▶ WHAT YOU SHOULD DO
Copy the records below exactly as they are written.
-- START OF SOURCE MATERIAL --
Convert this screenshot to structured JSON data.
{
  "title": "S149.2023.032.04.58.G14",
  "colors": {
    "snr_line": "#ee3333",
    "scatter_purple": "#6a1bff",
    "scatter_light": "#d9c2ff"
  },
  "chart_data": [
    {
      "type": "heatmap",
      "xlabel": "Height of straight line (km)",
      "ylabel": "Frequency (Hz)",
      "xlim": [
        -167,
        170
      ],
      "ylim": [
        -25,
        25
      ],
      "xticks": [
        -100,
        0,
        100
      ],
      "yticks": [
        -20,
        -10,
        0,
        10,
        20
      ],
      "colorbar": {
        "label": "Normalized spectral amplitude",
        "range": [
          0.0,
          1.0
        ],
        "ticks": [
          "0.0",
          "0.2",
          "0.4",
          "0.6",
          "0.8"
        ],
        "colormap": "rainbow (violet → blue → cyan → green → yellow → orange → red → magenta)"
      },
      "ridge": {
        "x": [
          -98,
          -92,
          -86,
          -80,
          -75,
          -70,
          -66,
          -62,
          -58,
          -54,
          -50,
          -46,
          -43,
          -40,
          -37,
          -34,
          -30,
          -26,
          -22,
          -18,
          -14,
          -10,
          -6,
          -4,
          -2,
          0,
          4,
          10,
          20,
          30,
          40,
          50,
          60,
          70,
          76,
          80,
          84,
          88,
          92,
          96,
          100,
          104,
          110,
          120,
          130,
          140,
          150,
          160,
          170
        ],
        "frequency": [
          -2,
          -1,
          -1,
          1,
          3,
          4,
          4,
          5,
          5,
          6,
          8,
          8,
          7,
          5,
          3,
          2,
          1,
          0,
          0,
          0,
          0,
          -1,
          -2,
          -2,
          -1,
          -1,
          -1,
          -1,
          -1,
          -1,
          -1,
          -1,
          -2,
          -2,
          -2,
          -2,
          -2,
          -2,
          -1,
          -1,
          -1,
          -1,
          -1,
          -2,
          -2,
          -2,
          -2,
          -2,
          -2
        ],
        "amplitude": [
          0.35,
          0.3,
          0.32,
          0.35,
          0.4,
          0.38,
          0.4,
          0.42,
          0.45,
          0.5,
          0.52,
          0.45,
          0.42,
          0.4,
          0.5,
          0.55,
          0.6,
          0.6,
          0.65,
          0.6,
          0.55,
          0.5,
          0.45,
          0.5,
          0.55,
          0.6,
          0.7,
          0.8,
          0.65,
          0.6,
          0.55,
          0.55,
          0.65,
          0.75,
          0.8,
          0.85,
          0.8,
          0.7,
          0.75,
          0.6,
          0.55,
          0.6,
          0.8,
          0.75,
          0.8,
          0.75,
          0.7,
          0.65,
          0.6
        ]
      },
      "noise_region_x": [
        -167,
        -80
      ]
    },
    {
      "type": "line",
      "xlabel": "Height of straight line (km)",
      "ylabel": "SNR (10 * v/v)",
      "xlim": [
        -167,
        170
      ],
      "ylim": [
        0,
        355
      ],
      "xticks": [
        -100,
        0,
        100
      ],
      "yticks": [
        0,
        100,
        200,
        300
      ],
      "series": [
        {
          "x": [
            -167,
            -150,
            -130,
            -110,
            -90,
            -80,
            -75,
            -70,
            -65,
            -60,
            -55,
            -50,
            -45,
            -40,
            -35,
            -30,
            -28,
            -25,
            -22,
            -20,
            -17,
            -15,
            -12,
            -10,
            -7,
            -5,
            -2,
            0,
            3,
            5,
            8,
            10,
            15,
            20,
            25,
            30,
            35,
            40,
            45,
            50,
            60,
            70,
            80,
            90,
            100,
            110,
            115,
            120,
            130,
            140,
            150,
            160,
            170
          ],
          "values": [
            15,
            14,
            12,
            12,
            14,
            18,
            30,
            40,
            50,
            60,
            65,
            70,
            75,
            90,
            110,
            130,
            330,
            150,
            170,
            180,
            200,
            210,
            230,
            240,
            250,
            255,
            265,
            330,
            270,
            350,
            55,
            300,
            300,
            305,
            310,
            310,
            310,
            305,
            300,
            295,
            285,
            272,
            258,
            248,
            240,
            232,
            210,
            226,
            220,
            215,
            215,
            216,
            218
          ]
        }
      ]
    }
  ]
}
-- END OF SOURCE MATERIAL --
▶ SOLUTION TO THE EXERCISE
Convert this screenshot to structured JSON data.
{
  "title": "S149.2023.032.04.58.G14",
  "colors": {
    "snr_line": "#ee3333",
    "scatter_purple": "#6a1bff",
    "scatter_light": "#d9c2ff"
  },
  "chart_data": [
    {
      "type": "heatmap",
      "xlabel": "Height of straight line (km)",
      "ylabel": "Frequency (Hz)",
      "xlim": [
        -167,
        170
      ],
      "ylim": [
        -25,
        25
      ],
      "xticks": [
        -100,
        0,
        100
      ],
      "yticks": [
        -20,
        -10,
        0,
        10,
        20
      ],
      "colorbar": {
        "label": "Normalized spectral amplitude",
        "range": [
          0.0,
          1.0
        ],
        "ticks": [
          "0.0",
          "0.2",
          "0.4",
          "0.6",
          "0.8"
        ],
        "colormap": "rainbow (violet → blue → cyan → green → yellow → orange → red → magenta)"
      },
      "ridge": {
        "x": [
          -98,
          -92,
          -86,
          -80,
          -75,
          -70,
          -66,
          -62,
          -58,
          -54,
          -50,
          -46,
          -43,
          -40,
          -37,
          -34,
          -30,
          -26,
          -22,
          -18,
          -14,
          -10,
          -6,
          -4,
          -2,
          0,
          4,
          10,
          20,
          30,
          40,
          50,
          60,
          70,
          76,
          80,
          84,
          88,
          92,
          96,
          100,
          104,
          110,
          120,
          130,
          140,
          150,
          160,
          170
        ],
        "frequency": [
          -2,
          -1,
          -1,
          1,
          3,
          4,
          4,
          5,
          5,
          6,
          8,
          8,
          7,
          5,
          3,
          2,
          1,
          0,
          0,
          0,
          0,
          -1,
          -2,
          -2,
          -1,
          -1,
          -1,
          -1,
          -1,
          -1,
          -1,
          -1,
          -2,
          -2,
          -2,
          -2,
          -2,
          -2,
          -1,
          -1,
          -1,
          -1,
          -1,
          -2,
          -2,
          -2,
          -2,
          -2,
          -2
        ],
        "amplitude": [
          0.35,
          0.3,
          0.32,
          0.35,
          0.4,
          0.38,
          0.4,
          0.42,
          0.45,
          0.5,
          0.52,
          0.45,
          0.42,
          0.4,
          0.5,
          0.55,
          0.6,
          0.6,
          0.65,
          0.6,
          0.55,
          0.5,
          0.45,
          0.5,
          0.55,
          0.6,
          0.7,
          0.8,
          0.65,
          0.6,
          0.55,
          0.55,
          0.65,
          0.75,
          0.8,
          0.85,
          0.8,
          0.7,
          0.75,
          0.6,
          0.55,
          0.6,
          0.8,
          0.75,
          0.8,
          0.75,
          0.7,
          0.65,
          0.6
        ]
      },
      "noise_region_x": [
        -167,
        -80
      ]
    },
    {
      "type": "line",
      "xlabel": "Height of straight line (km)",
      "ylabel": "SNR (10 * v/v)",
      "xlim": [
        -167,
        170
      ],
      "ylim": [
        0,
        355
      ],
      "xticks": [
        -100,
        0,
        100
      ],
      "yticks": [
        0,
        100,
        200,
        300
      ],
      "series": [
        {
          "x": [
            -167,
            -150,
            -130,
            -110,
            -90,
            -80,
            -75,
            -70,
            -65,
            -60,
            -55,
            -50,
            -45,
            -40,
            -35,
            -30,
            -28,
            -25,
            -22,
            -20,
            -17,
            -15,
            -12,
            -10,
            -7,
            -5,
            -2,
            0,
            3,
            5,
            8,
            10,
            15,
            20,
            25,
            30,
            35,
            40,
            45,
            50,
            60,
            70,
            80,
            90,
            100,
            110,
            115,
            120,
            130,
            140,
            150,
            160,
            170
          ],
          "values": [
            15,
            14,
            12,
            12,
            14,
            18,
            30,
            40,
            50,
            60,
            65,
            70,
            75,
            90,
            110,
            130,
            330,
            150,
            170,
            180,
            200,
            210,
            230,
            240,
            250,
            255,
            265,
            330,
            270,
            350,
            55,
            300,
            300,
            305,
            310,
            310,
            310,
            305,
            300,
            295,
            285,
            272,
            258,
            248,
            240,
            232,
            210,
            226,
            220,
            215,
            215,
            216,
            218
          ]
        }
      ]
    }
  ]
}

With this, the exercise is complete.